▶ WRITTEN EXERCISE: Show all lines from the data that include the word "bilan".

________________

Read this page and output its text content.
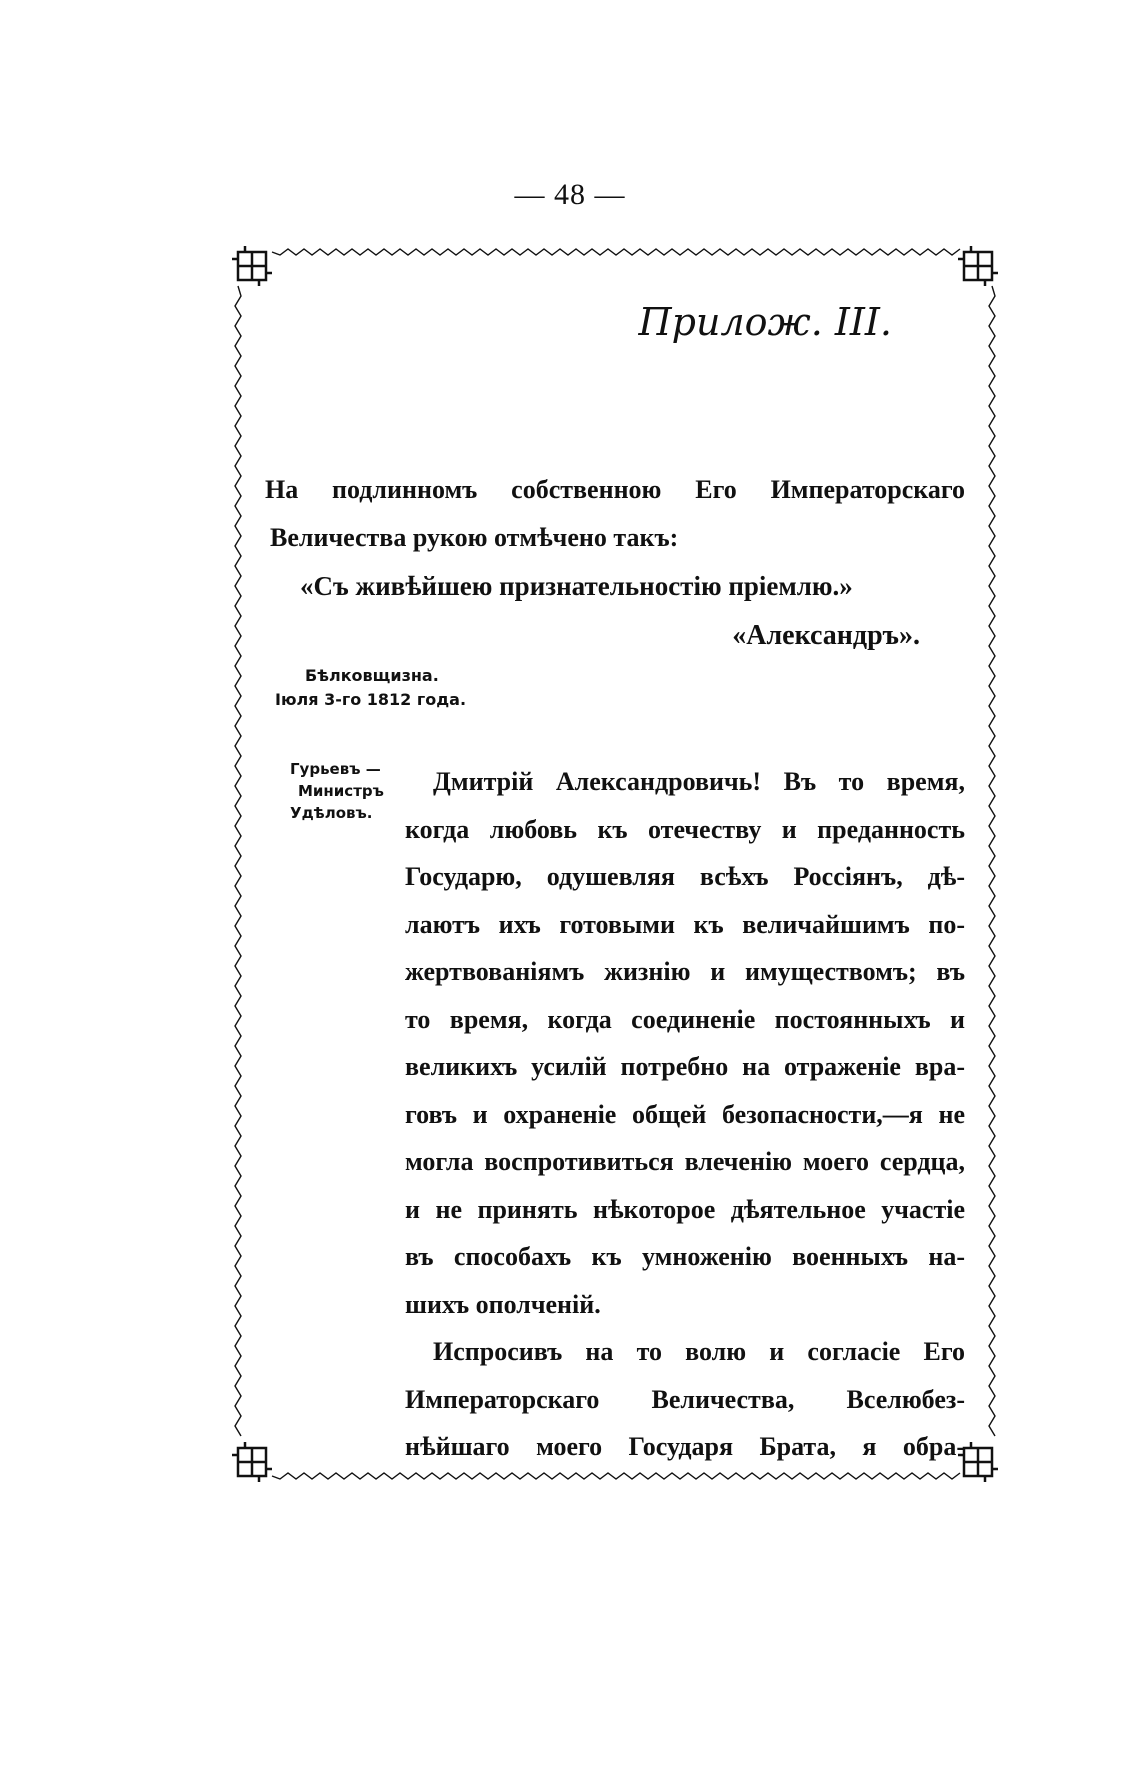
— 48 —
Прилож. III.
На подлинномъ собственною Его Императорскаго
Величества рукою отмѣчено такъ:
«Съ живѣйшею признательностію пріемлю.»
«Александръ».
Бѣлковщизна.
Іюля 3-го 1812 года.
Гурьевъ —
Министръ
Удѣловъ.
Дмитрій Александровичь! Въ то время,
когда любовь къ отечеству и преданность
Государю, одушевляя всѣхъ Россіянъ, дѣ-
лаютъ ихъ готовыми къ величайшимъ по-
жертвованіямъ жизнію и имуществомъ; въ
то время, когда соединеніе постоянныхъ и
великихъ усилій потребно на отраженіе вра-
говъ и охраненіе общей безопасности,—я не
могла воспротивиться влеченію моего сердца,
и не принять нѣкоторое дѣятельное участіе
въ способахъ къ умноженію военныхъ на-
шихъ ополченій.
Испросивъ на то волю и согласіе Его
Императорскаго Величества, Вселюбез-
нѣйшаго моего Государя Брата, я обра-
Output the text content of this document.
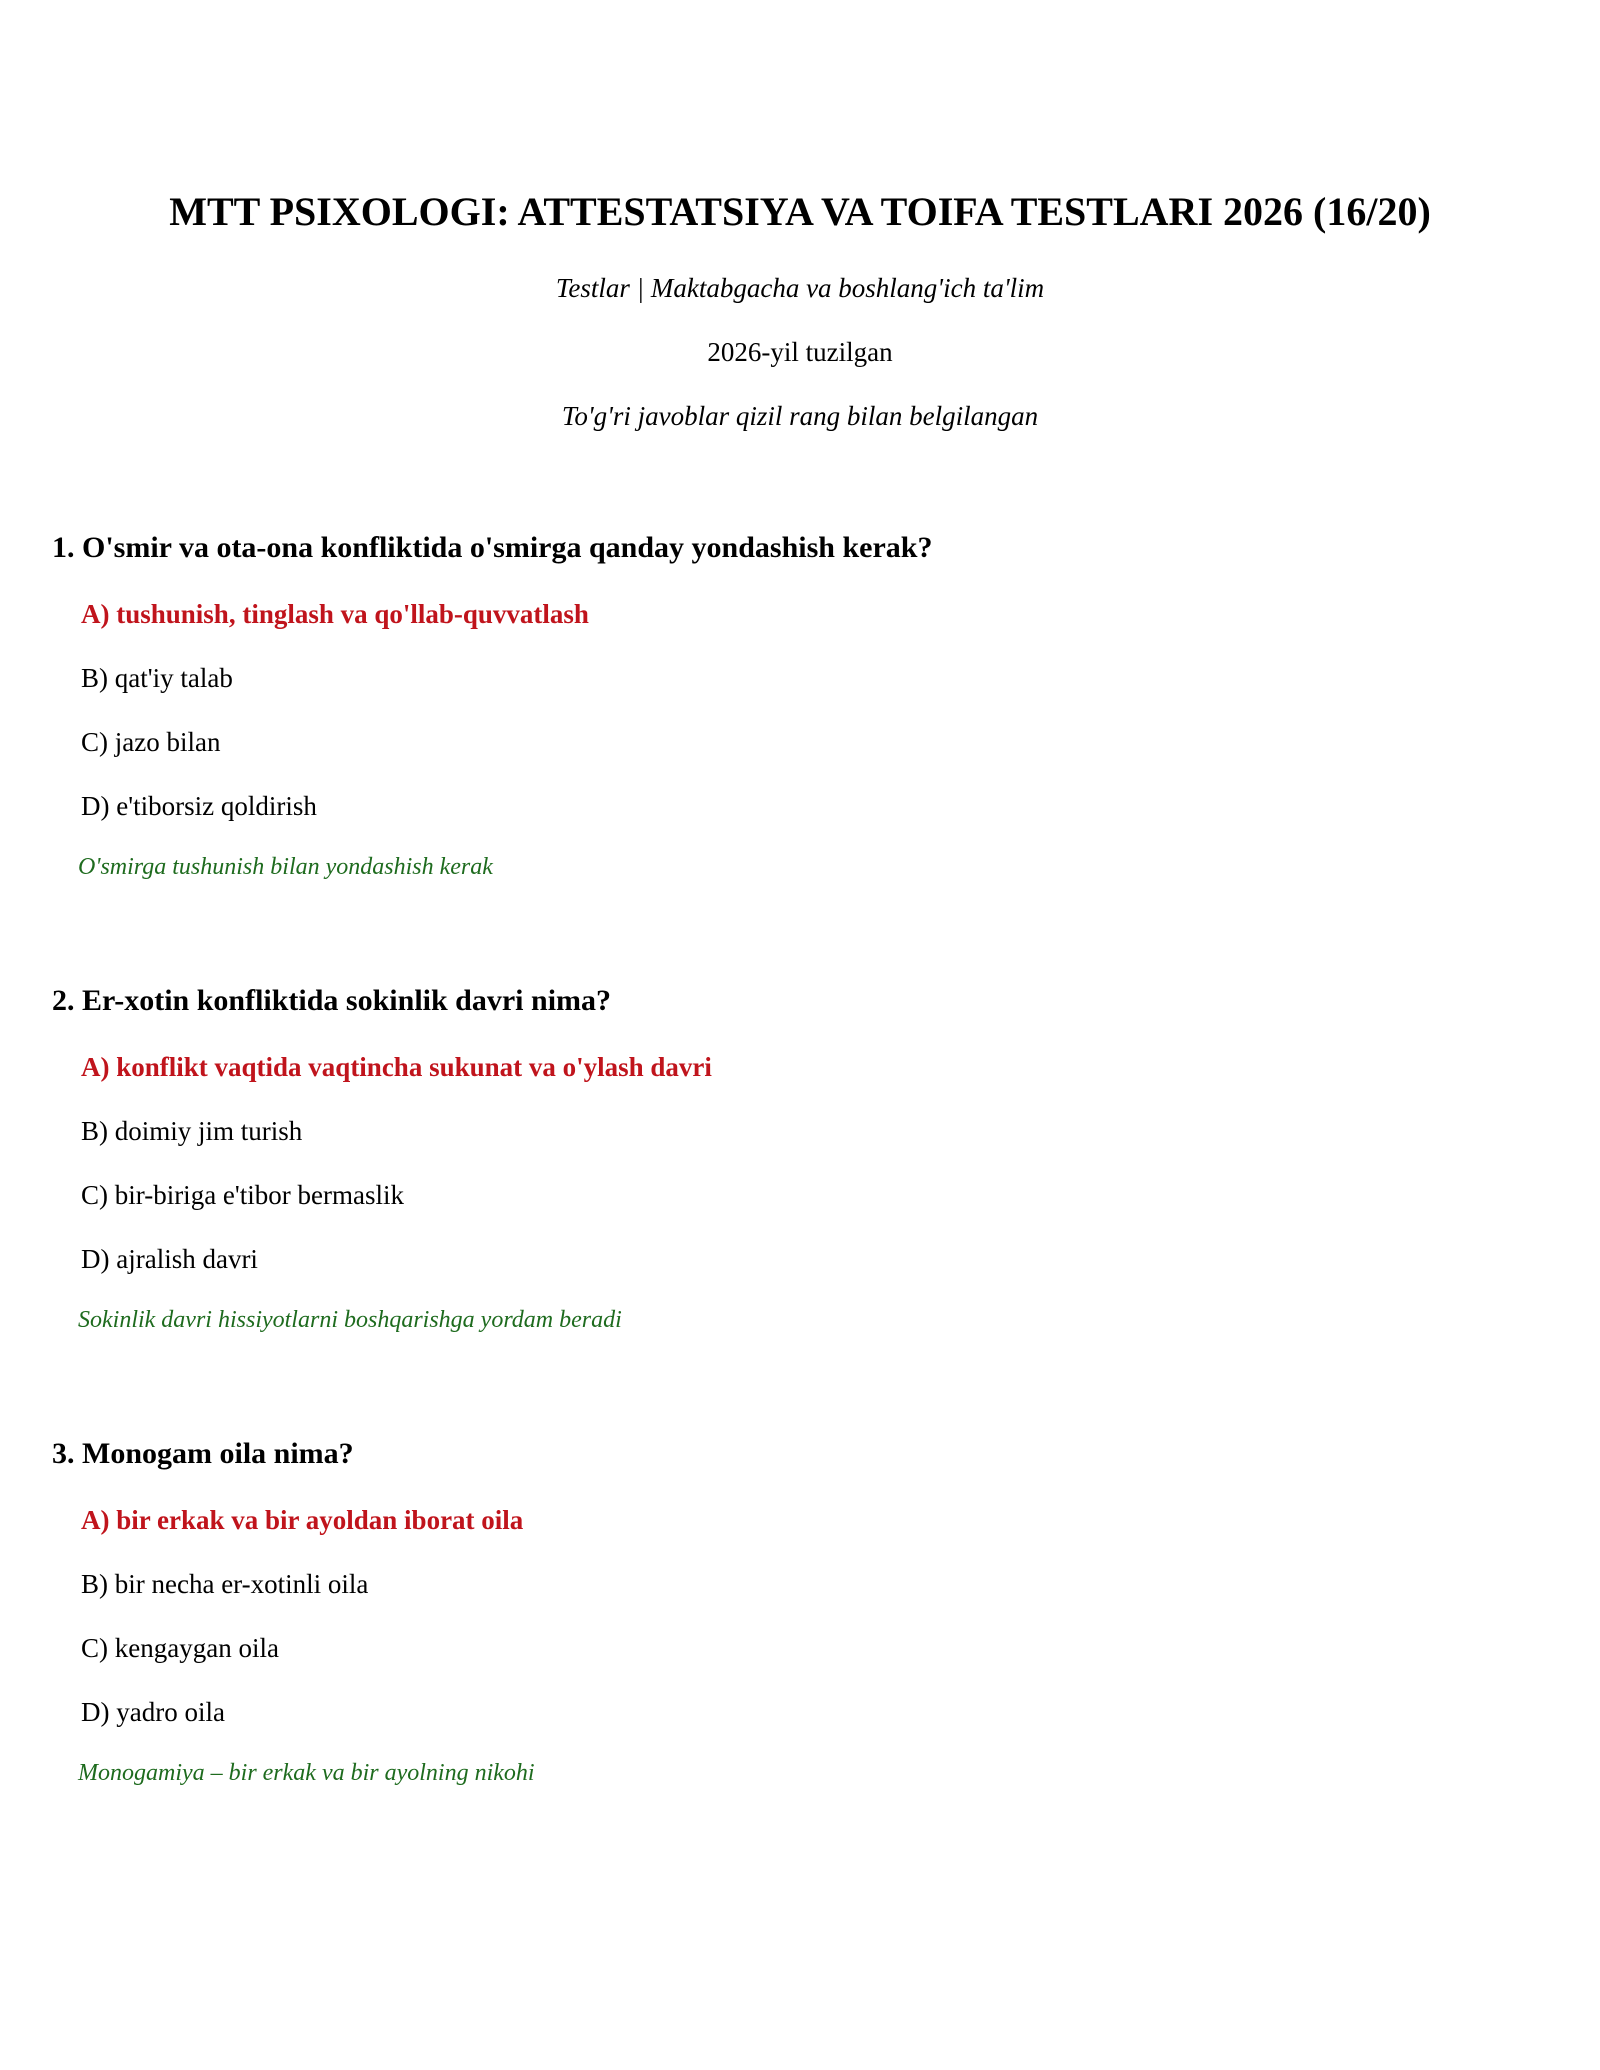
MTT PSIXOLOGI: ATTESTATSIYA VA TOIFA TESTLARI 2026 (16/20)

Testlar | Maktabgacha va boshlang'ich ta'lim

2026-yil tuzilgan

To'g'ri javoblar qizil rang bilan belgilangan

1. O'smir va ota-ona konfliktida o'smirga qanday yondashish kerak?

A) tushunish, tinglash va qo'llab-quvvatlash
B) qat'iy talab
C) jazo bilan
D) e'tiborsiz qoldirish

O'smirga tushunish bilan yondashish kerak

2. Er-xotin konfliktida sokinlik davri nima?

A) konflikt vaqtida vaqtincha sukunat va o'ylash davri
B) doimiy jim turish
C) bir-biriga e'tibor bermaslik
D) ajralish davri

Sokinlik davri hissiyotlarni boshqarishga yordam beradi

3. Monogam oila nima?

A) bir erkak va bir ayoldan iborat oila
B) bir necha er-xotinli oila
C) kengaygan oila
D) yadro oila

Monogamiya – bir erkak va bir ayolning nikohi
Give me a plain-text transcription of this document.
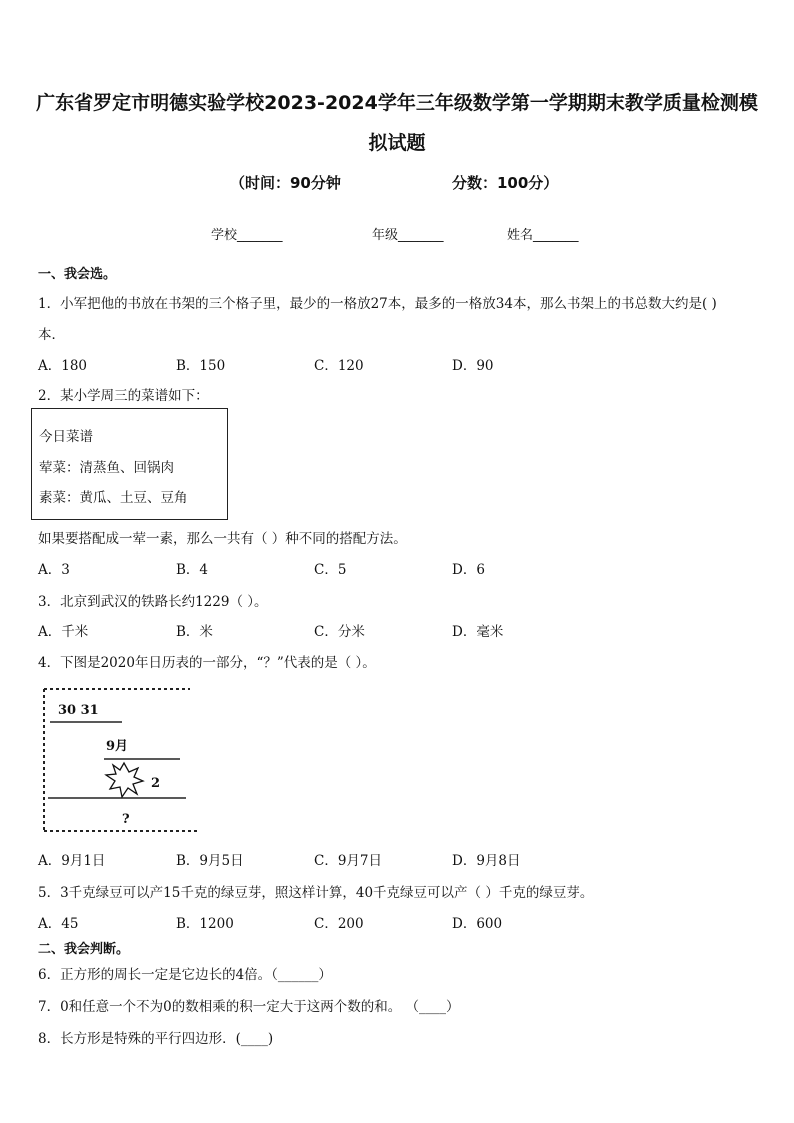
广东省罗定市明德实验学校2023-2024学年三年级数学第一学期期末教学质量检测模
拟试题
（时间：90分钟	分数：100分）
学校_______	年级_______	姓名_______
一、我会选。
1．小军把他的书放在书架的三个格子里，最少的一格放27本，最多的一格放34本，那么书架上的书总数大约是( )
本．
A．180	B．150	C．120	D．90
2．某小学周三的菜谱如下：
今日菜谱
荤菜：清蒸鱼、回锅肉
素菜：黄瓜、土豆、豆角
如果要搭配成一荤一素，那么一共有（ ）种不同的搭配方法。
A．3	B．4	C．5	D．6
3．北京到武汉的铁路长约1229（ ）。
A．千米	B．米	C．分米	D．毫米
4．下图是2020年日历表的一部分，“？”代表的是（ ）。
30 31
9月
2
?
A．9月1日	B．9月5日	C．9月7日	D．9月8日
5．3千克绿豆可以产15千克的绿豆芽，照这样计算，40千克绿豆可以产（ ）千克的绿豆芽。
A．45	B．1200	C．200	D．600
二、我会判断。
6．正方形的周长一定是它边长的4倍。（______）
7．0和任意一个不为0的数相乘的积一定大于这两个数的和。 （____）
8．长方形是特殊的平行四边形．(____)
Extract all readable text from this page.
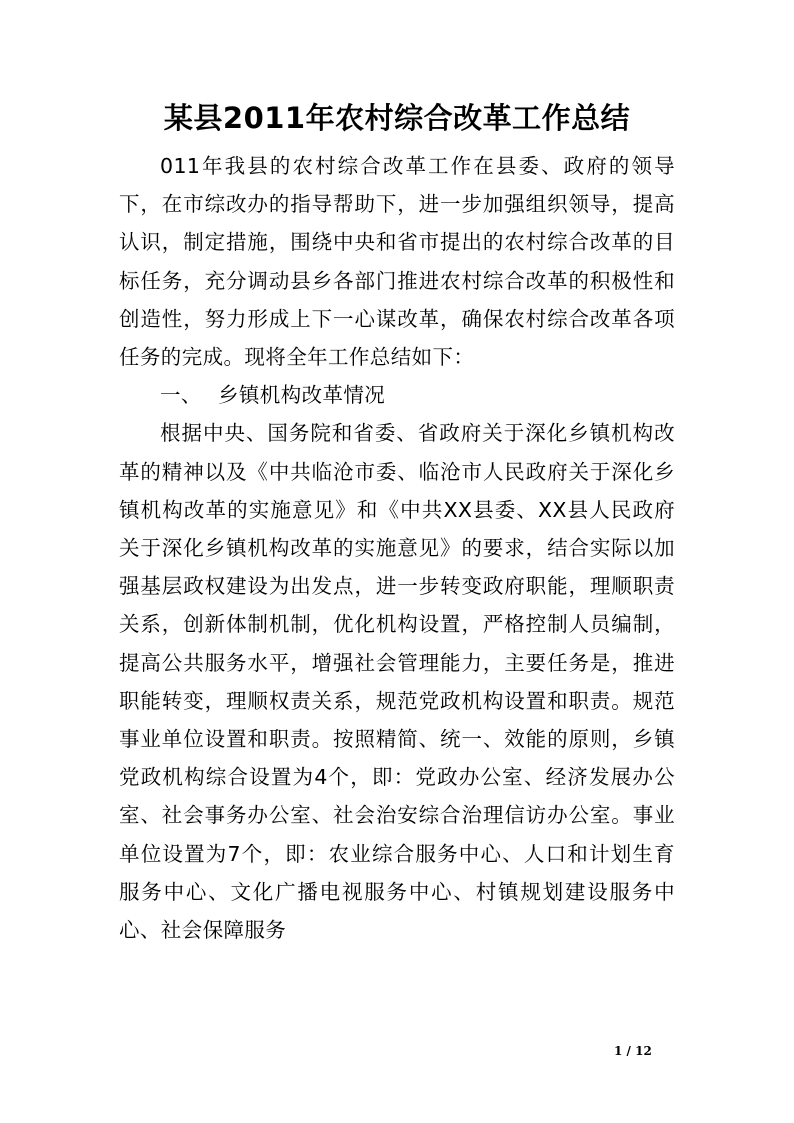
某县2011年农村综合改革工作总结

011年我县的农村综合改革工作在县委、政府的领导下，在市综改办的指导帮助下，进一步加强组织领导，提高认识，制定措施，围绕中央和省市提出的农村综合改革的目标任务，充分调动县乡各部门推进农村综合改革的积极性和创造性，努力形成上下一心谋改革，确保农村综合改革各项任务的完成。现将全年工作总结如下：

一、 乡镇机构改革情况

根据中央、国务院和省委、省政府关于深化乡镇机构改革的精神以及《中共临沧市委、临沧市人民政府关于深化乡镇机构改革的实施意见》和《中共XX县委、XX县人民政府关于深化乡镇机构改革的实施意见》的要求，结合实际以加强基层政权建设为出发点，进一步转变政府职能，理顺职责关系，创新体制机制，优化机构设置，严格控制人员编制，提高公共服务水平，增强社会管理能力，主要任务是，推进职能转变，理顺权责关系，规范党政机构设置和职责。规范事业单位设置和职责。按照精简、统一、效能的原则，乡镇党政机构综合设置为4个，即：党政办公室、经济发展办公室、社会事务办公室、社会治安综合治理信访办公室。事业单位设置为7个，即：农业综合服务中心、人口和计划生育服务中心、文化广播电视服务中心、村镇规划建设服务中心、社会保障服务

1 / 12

________________

▶ EXPECTED OUTPUT:
To'g'ri javoblar qizil rang bilan belgilangan
C) jazo bilan
O'smirga tushunish bilan yondashish kerak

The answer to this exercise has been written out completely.